- [PROBLEM TO WORK ON]:
What follows is a block of records; restate each one word for word.

- [RECORDS TO USE]:
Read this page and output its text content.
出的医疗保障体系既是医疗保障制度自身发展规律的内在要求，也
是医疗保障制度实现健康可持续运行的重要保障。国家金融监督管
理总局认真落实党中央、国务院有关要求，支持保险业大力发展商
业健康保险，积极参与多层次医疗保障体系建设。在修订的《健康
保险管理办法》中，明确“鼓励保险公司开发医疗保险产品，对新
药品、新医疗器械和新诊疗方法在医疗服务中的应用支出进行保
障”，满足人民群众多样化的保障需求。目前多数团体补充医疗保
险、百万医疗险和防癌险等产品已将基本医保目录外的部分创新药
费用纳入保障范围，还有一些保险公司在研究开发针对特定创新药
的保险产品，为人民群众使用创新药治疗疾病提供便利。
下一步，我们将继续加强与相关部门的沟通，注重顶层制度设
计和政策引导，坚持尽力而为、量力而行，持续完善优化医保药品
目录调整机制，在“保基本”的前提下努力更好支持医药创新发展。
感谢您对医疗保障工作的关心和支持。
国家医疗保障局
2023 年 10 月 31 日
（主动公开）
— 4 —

- [EXPECTED ANSWER]:
Read this page and output its text content.
出的医疗保障体系既是医疗保障制度自身发展规律的内在要求，也
是医疗保障制度实现健康可持续运行的重要保障。国家金融监督管
理总局认真落实党中央、国务院有关要求，支持保险业大力发展商
业健康保险，积极参与多层次医疗保障体系建设。在修订的《健康
保险管理办法》中，明确“鼓励保险公司开发医疗保险产品，对新
药品、新医疗器械和新诊疗方法在医疗服务中的应用支出进行保
障”，满足人民群众多样化的保障需求。目前多数团体补充医疗保
险、百万医疗险和防癌险等产品已将基本医保目录外的部分创新药
费用纳入保障范围，还有一些保险公司在研究开发针对特定创新药
的保险产品，为人民群众使用创新药治疗疾病提供便利。
下一步，我们将继续加强与相关部门的沟通，注重顶层制度设
计和政策引导，坚持尽力而为、量力而行，持续完善优化医保药品
目录调整机制，在“保基本”的前提下努力更好支持医药创新发展。
感谢您对医疗保障工作的关心和支持。
国家医疗保障局
2023 年 10 月 31 日
（主动公开）
— 4 —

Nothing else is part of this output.